■ Required work:
Transcribe the whole listing without a single picture.

───── Records supplied

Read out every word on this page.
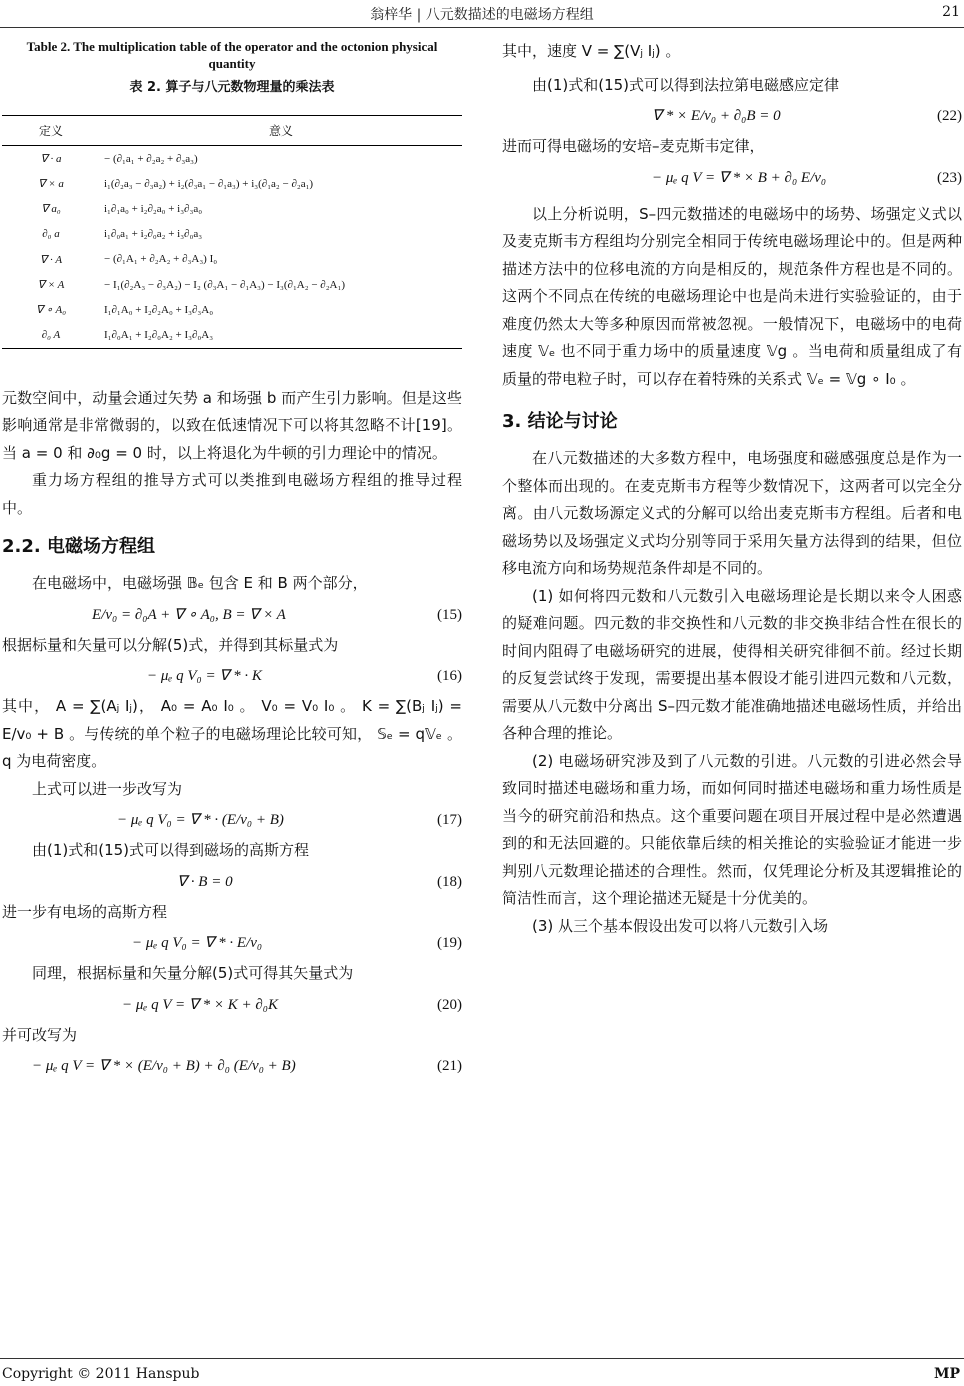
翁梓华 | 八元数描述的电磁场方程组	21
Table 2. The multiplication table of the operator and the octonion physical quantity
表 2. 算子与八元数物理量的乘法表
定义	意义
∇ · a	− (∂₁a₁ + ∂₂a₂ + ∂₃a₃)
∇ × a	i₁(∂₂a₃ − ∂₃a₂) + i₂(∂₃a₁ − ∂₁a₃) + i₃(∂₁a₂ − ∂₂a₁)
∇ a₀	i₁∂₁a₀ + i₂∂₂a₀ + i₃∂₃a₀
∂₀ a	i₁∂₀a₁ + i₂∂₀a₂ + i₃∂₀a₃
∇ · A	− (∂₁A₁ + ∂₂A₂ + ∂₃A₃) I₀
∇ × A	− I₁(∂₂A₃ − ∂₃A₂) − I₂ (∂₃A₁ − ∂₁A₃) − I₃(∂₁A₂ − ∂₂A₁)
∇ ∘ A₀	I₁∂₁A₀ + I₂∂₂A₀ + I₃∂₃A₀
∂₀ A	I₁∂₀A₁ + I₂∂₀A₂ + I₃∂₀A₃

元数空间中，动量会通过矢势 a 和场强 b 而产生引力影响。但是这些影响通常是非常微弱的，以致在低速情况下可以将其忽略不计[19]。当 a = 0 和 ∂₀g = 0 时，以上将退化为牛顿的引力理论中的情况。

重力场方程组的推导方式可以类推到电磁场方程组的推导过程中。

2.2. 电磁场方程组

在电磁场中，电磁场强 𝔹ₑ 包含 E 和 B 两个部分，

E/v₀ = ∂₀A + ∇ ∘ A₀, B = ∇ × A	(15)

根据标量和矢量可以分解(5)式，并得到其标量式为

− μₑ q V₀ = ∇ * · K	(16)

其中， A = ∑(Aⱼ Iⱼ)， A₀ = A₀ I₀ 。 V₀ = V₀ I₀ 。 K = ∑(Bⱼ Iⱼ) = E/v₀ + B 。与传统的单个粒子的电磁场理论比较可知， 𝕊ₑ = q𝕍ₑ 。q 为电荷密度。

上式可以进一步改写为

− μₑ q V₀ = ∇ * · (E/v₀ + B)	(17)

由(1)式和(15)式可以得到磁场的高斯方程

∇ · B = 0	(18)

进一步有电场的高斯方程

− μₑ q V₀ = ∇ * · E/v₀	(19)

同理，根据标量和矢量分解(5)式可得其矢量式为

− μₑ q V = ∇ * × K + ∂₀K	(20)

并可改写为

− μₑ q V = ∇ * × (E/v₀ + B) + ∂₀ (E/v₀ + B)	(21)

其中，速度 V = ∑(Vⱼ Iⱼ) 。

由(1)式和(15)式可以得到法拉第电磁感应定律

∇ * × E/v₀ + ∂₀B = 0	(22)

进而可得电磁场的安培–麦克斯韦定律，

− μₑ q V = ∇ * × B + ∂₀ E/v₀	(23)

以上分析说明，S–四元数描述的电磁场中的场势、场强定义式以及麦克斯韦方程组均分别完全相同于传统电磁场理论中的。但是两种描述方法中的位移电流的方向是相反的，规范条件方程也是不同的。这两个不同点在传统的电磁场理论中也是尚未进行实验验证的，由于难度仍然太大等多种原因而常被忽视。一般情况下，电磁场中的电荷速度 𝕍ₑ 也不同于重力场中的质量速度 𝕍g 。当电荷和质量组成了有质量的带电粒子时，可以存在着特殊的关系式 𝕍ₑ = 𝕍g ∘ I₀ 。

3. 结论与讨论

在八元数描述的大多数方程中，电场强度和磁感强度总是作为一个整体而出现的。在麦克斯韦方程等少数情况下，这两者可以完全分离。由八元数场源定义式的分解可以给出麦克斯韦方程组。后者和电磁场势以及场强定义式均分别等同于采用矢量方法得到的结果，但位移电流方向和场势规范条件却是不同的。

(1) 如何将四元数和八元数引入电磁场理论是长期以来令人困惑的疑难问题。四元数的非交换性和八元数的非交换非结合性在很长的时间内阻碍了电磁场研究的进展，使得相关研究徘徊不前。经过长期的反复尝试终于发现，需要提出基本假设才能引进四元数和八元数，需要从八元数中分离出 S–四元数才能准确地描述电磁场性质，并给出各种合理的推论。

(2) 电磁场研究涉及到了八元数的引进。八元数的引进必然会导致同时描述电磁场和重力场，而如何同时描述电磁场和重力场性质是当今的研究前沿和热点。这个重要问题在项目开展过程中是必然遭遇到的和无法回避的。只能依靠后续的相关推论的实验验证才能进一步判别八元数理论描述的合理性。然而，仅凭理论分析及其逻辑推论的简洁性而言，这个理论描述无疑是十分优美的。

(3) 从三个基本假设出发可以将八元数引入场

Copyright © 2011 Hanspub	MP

──────────

■ Task response:
Read out every word on this page.
翁梓华 | 八元数描述的电磁场方程组	21
Table 2. The multiplication table of the operator and the octonion physical quantity
表 2. 算子与八元数物理量的乘法表
定义	意义
∇ · a	− (∂₁a₁ + ∂₂a₂ + ∂₃a₃)
∇ × a	i₁(∂₂a₃ − ∂₃a₂) + i₂(∂₃a₁ − ∂₁a₃) + i₃(∂₁a₂ − ∂₂a₁)
∇ a₀	i₁∂₁a₀ + i₂∂₂a₀ + i₃∂₃a₀
∂₀ a	i₁∂₀a₁ + i₂∂₀a₂ + i₃∂₀a₃
∇ · A	− (∂₁A₁ + ∂₂A₂ + ∂₃A₃) I₀
∇ × A	− I₁(∂₂A₃ − ∂₃A₂) − I₂ (∂₃A₁ − ∂₁A₃) − I₃(∂₁A₂ − ∂₂A₁)
∇ ∘ A₀	I₁∂₁A₀ + I₂∂₂A₀ + I₃∂₃A₀
∂₀ A	I₁∂₀A₁ + I₂∂₀A₂ + I₃∂₀A₃

元数空间中，动量会通过矢势 a 和场强 b 而产生引力影响。但是这些影响通常是非常微弱的，以致在低速情况下可以将其忽略不计[19]。当 a = 0 和 ∂₀g = 0 时，以上将退化为牛顿的引力理论中的情况。

重力场方程组的推导方式可以类推到电磁场方程组的推导过程中。

2.2. 电磁场方程组

在电磁场中，电磁场强 𝔹ₑ 包含 E 和 B 两个部分，

E/v₀ = ∂₀A + ∇ ∘ A₀, B = ∇ × A	(15)

根据标量和矢量可以分解(5)式，并得到其标量式为

− μₑ q V₀ = ∇ * · K	(16)

其中， A = ∑(Aⱼ Iⱼ)， A₀ = A₀ I₀ 。 V₀ = V₀ I₀ 。 K = ∑(Bⱼ Iⱼ) = E/v₀ + B 。与传统的单个粒子的电磁场理论比较可知， 𝕊ₑ = q𝕍ₑ 。q 为电荷密度。

上式可以进一步改写为

− μₑ q V₀ = ∇ * · (E/v₀ + B)	(17)

由(1)式和(15)式可以得到磁场的高斯方程

∇ · B = 0	(18)

进一步有电场的高斯方程

− μₑ q V₀ = ∇ * · E/v₀	(19)

同理，根据标量和矢量分解(5)式可得其矢量式为

− μₑ q V = ∇ * × K + ∂₀K	(20)

并可改写为

− μₑ q V = ∇ * × (E/v₀ + B) + ∂₀ (E/v₀ + B)	(21)

其中，速度 V = ∑(Vⱼ Iⱼ) 。

由(1)式和(15)式可以得到法拉第电磁感应定律

∇ * × E/v₀ + ∂₀B = 0	(22)

进而可得电磁场的安培–麦克斯韦定律，

− μₑ q V = ∇ * × B + ∂₀ E/v₀	(23)

以上分析说明，S–四元数描述的电磁场中的场势、场强定义式以及麦克斯韦方程组均分别完全相同于传统电磁场理论中的。但是两种描述方法中的位移电流的方向是相反的，规范条件方程也是不同的。这两个不同点在传统的电磁场理论中也是尚未进行实验验证的，由于难度仍然太大等多种原因而常被忽视。一般情况下，电磁场中的电荷速度 𝕍ₑ 也不同于重力场中的质量速度 𝕍g 。当电荷和质量组成了有质量的带电粒子时，可以存在着特殊的关系式 𝕍ₑ = 𝕍g ∘ I₀ 。

3. 结论与讨论

在八元数描述的大多数方程中，电场强度和磁感强度总是作为一个整体而出现的。在麦克斯韦方程等少数情况下，这两者可以完全分离。由八元数场源定义式的分解可以给出麦克斯韦方程组。后者和电磁场势以及场强定义式均分别等同于采用矢量方法得到的结果，但位移电流方向和场势规范条件却是不同的。

(1) 如何将四元数和八元数引入电磁场理论是长期以来令人困惑的疑难问题。四元数的非交换性和八元数的非交换非结合性在很长的时间内阻碍了电磁场研究的进展，使得相关研究徘徊不前。经过长期的反复尝试终于发现，需要提出基本假设才能引进四元数和八元数，需要从八元数中分离出 S–四元数才能准确地描述电磁场性质，并给出各种合理的推论。

(2) 电磁场研究涉及到了八元数的引进。八元数的引进必然会导致同时描述电磁场和重力场，而如何同时描述电磁场和重力场性质是当今的研究前沿和热点。这个重要问题在项目开展过程中是必然遭遇到的和无法回避的。只能依靠后续的相关推论的实验验证才能进一步判别八元数理论描述的合理性。然而，仅凭理论分析及其逻辑推论的简洁性而言，这个理论描述无疑是十分优美的。

(3) 从三个基本假设出发可以将八元数引入场

Copyright © 2011 Hanspub	MP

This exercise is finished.